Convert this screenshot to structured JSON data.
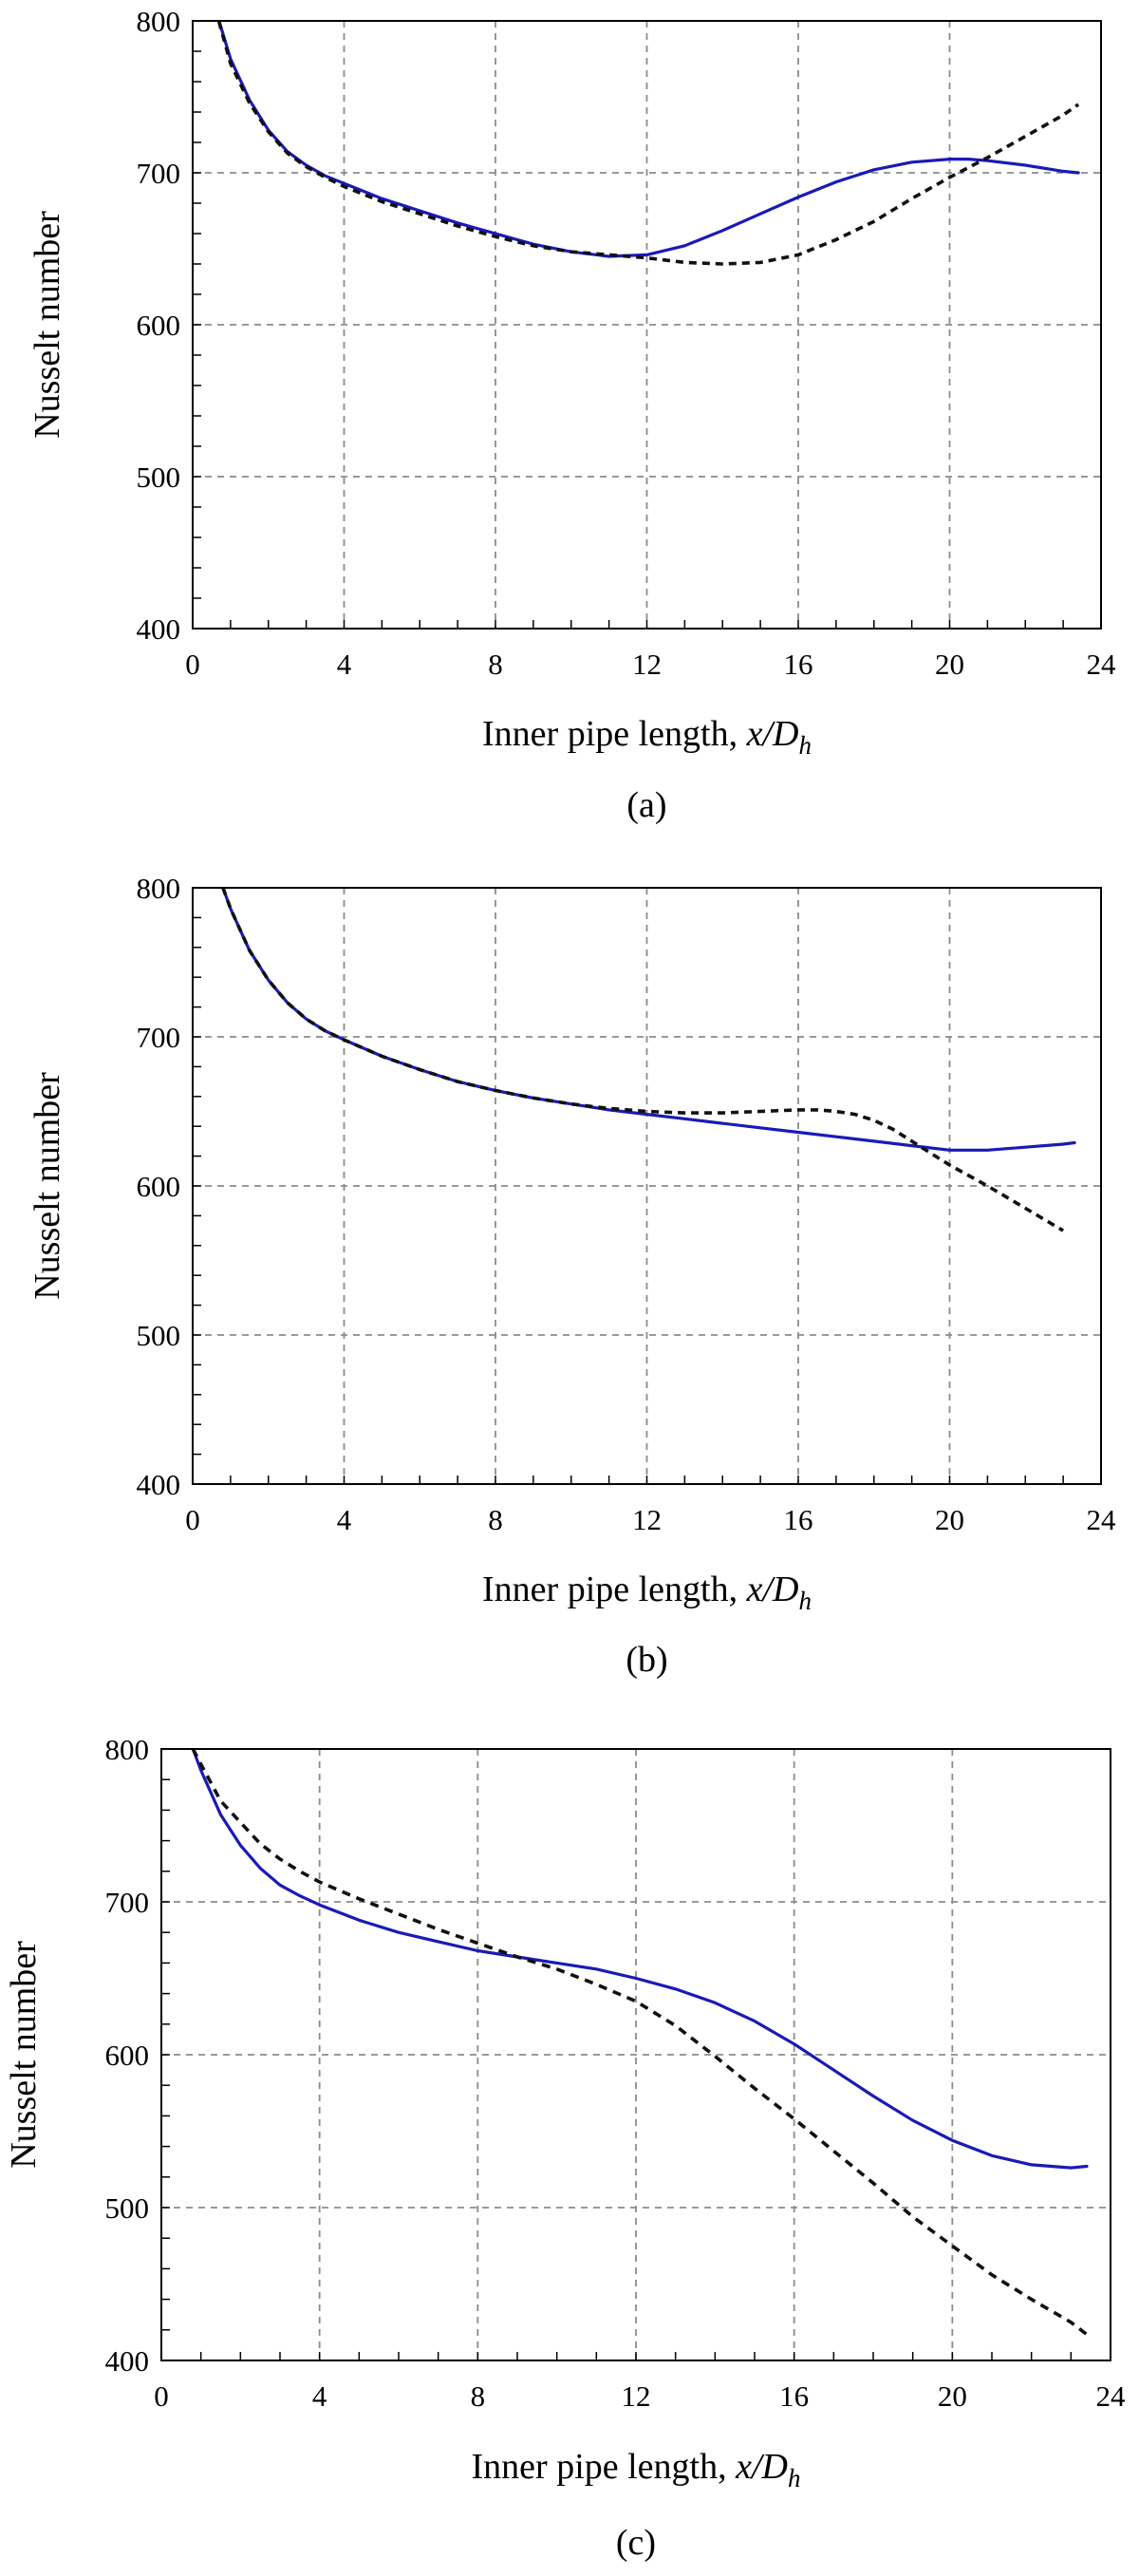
{
  "chart_data": [
    {
      "type": "line",
      "panel_label": "(a)",
      "xlabel": {
        "text": "Inner pipe length, ",
        "var": "x/D",
        "sub": "h"
      },
      "ylabel": "Nusselt number",
      "xlim": [
        0,
        24
      ],
      "ylim": [
        400,
        800
      ],
      "xticks": [
        "0",
        "4",
        "8",
        "12",
        "16",
        "20",
        "24"
      ],
      "yticks": [
        "400",
        "500",
        "600",
        "700",
        "800"
      ],
      "grid": true,
      "series": [
        {
          "name": "solid",
          "color": "#1a1ab8",
          "dash": "none",
          "x": [
            0.6,
            1,
            1.5,
            2,
            2.5,
            3,
            3.5,
            4,
            5,
            6,
            7,
            8,
            9,
            10,
            11,
            12,
            13,
            14,
            15,
            16,
            17,
            18,
            19,
            20,
            20.5,
            21,
            22,
            23,
            23.4
          ],
          "y": [
            808,
            775,
            748,
            728,
            714,
            705,
            698,
            693,
            683,
            675,
            667,
            660,
            653,
            648,
            645,
            646,
            652,
            662,
            673,
            684,
            694,
            702,
            707,
            709,
            709,
            708,
            705,
            701,
            700
          ]
        },
        {
          "name": "dashed",
          "color": "#111111",
          "dash": "8,6",
          "x": [
            0.6,
            1,
            1.5,
            2,
            2.5,
            3,
            3.5,
            4,
            5,
            6,
            7,
            8,
            9,
            10,
            11,
            12,
            13,
            14,
            15,
            16,
            17,
            18,
            19,
            20,
            21,
            22,
            23,
            23.4
          ],
          "y": [
            808,
            772,
            746,
            727,
            713,
            704,
            697,
            691,
            681,
            673,
            665,
            658,
            652,
            648,
            646,
            644,
            641,
            640,
            641,
            646,
            656,
            668,
            683,
            697,
            710,
            724,
            738,
            745
          ]
        }
      ]
    },
    {
      "type": "line",
      "panel_label": "(b)",
      "xlabel": {
        "text": "Inner pipe length, ",
        "var": "x/D",
        "sub": "h"
      },
      "ylabel": "Nusselt number",
      "xlim": [
        0,
        24
      ],
      "ylim": [
        400,
        800
      ],
      "xticks": [
        "0",
        "4",
        "8",
        "12",
        "16",
        "20",
        "24"
      ],
      "yticks": [
        "400",
        "500",
        "600",
        "700",
        "800"
      ],
      "grid": true,
      "series": [
        {
          "name": "solid",
          "color": "#1a1ab8",
          "dash": "none",
          "x": [
            0.8,
            1,
            1.5,
            2,
            2.5,
            3,
            3.5,
            4,
            5,
            6,
            7,
            8,
            9,
            10,
            11,
            12,
            13,
            14,
            15,
            16,
            17,
            18,
            19,
            20,
            21,
            22,
            23,
            23.3
          ],
          "y": [
            800,
            786,
            758,
            738,
            723,
            712,
            704,
            698,
            687,
            678,
            670,
            664,
            659,
            655,
            651,
            648,
            645,
            642,
            639,
            636,
            633,
            630,
            627,
            624,
            624,
            626,
            628,
            629
          ]
        },
        {
          "name": "dashed",
          "color": "#111111",
          "dash": "8,6",
          "x": [
            0.8,
            1,
            1.5,
            2,
            2.5,
            3,
            3.5,
            4,
            5,
            6,
            7,
            8,
            9,
            10,
            11,
            12,
            13,
            14,
            15,
            16,
            16.5,
            17,
            17.5,
            18,
            18.5,
            19,
            19.5,
            20,
            21,
            22,
            23
          ],
          "y": [
            800,
            786,
            758,
            738,
            723,
            712,
            704,
            698,
            687,
            678,
            670,
            664,
            659,
            655,
            652,
            650,
            649,
            649,
            650,
            651,
            651,
            650,
            648,
            644,
            638,
            630,
            622,
            614,
            600,
            585,
            570
          ]
        }
      ]
    },
    {
      "type": "line",
      "panel_label": "(c)",
      "xlabel": {
        "text": "Inner pipe length, ",
        "var": "x/D",
        "sub": "h"
      },
      "ylabel": "Nusselt number",
      "xlim": [
        0,
        24
      ],
      "ylim": [
        400,
        800
      ],
      "xticks": [
        "0",
        "4",
        "8",
        "12",
        "16",
        "20",
        "24"
      ],
      "yticks": [
        "400",
        "500",
        "600",
        "700",
        "800"
      ],
      "grid": true,
      "series": [
        {
          "name": "solid",
          "color": "#1a1ab8",
          "dash": "none",
          "x": [
            0.8,
            1,
            1.5,
            2,
            2.5,
            3,
            3.5,
            4,
            5,
            6,
            7,
            8,
            9,
            10,
            11,
            12,
            13,
            14,
            15,
            16,
            17,
            18,
            19,
            20,
            21,
            22,
            23,
            23.4
          ],
          "y": [
            800,
            786,
            757,
            737,
            722,
            711,
            704,
            698,
            688,
            680,
            674,
            668,
            664,
            660,
            656,
            650,
            643,
            634,
            622,
            607,
            590,
            573,
            557,
            544,
            534,
            528,
            526,
            527
          ]
        },
        {
          "name": "dashed",
          "color": "#111111",
          "dash": "9,7",
          "x": [
            0.8,
            1,
            1.5,
            2,
            2.5,
            3,
            3.5,
            4,
            5,
            6,
            7,
            8,
            9,
            10,
            11,
            12,
            13,
            14,
            15,
            16,
            17,
            18,
            19,
            20,
            21,
            22,
            23,
            23.4
          ],
          "y": [
            800,
            790,
            766,
            752,
            738,
            728,
            720,
            713,
            702,
            692,
            682,
            673,
            664,
            656,
            646,
            635,
            619,
            599,
            578,
            558,
            537,
            516,
            494,
            475,
            456,
            440,
            425,
            417
          ]
        }
      ]
    }
  ]
}
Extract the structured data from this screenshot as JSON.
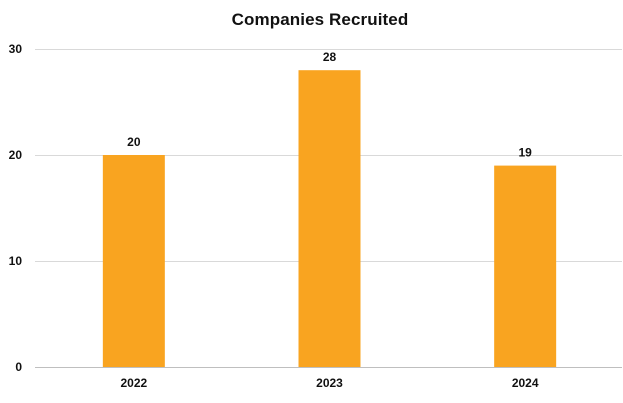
{
  "chart_data": {
    "type": "bar",
    "title": "Companies Recruited",
    "categories": [
      "2022",
      "2023",
      "2024"
    ],
    "values": [
      20,
      28,
      19
    ],
    "ylim": [
      0,
      30
    ],
    "yticks": [
      0,
      10,
      20,
      30
    ],
    "grid": true,
    "legend": "none",
    "colors": {
      "bar": "#F9A420",
      "grid": "#D9D9D9",
      "axis": "#BFBFBF"
    }
  }
}
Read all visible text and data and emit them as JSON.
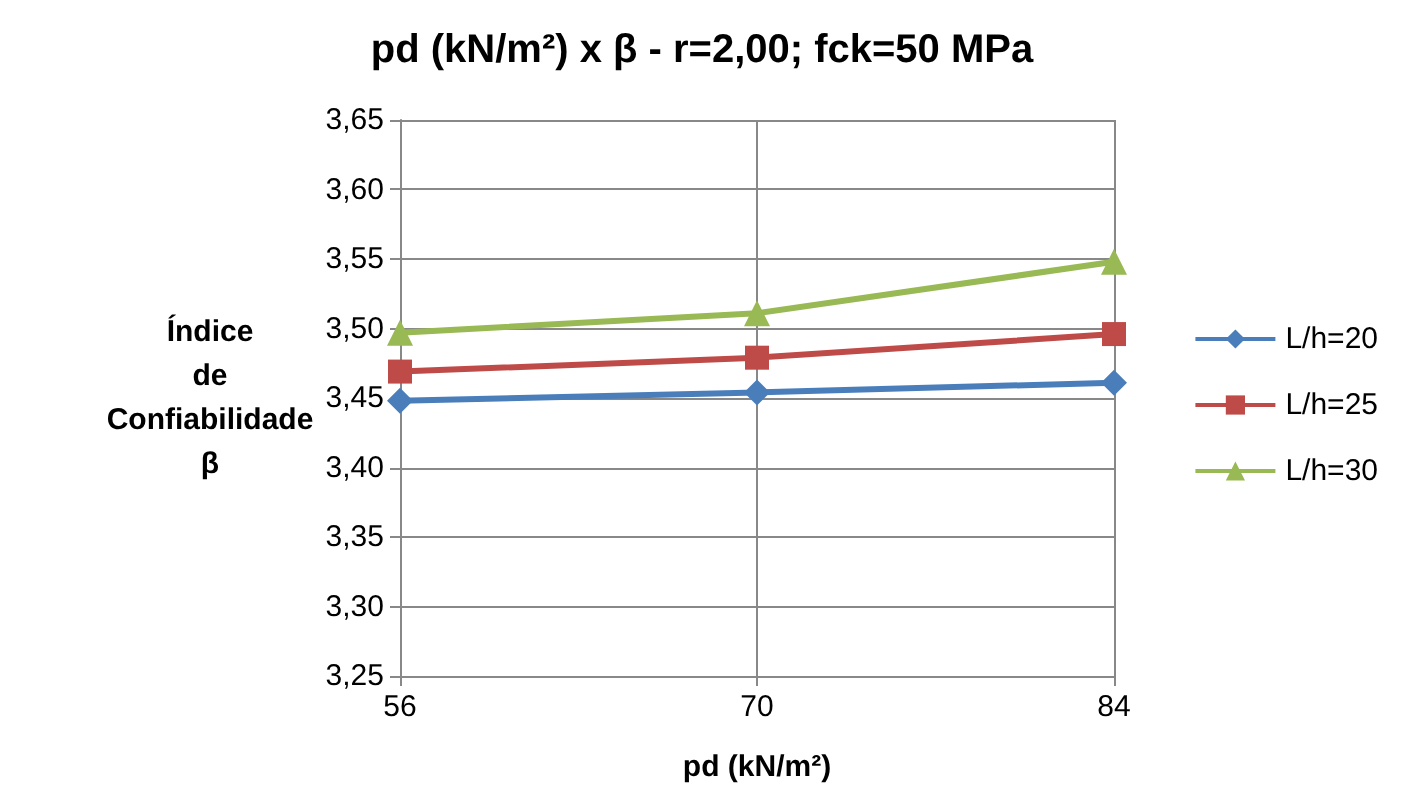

Short task —
Extract only the lines from the line containing "Extract the structured" through the final line of the records; keep both ends and drop every picture.

Response below —
Extract the structured data from this screenshot as JSON.
{
  "chart_data": {
    "type": "bar",
    "title": "Companies Recruited",
    "categories": [
      "2022",
      "2023",
      "2024"
    ],
    "values": [
      20,
      28,
      19
    ],
    "ylim": [
      0,
      30
    ],
    "yticks": [
      0,
      10,
      20,
      30
    ],
    "grid": true,
    "legend": "none",
    "colors": {
      "bar": "#F9A420",
      "grid": "#D9D9D9",
      "axis": "#BFBFBF"
    }
  }
}
Read all visible text and data and emit them as JSON.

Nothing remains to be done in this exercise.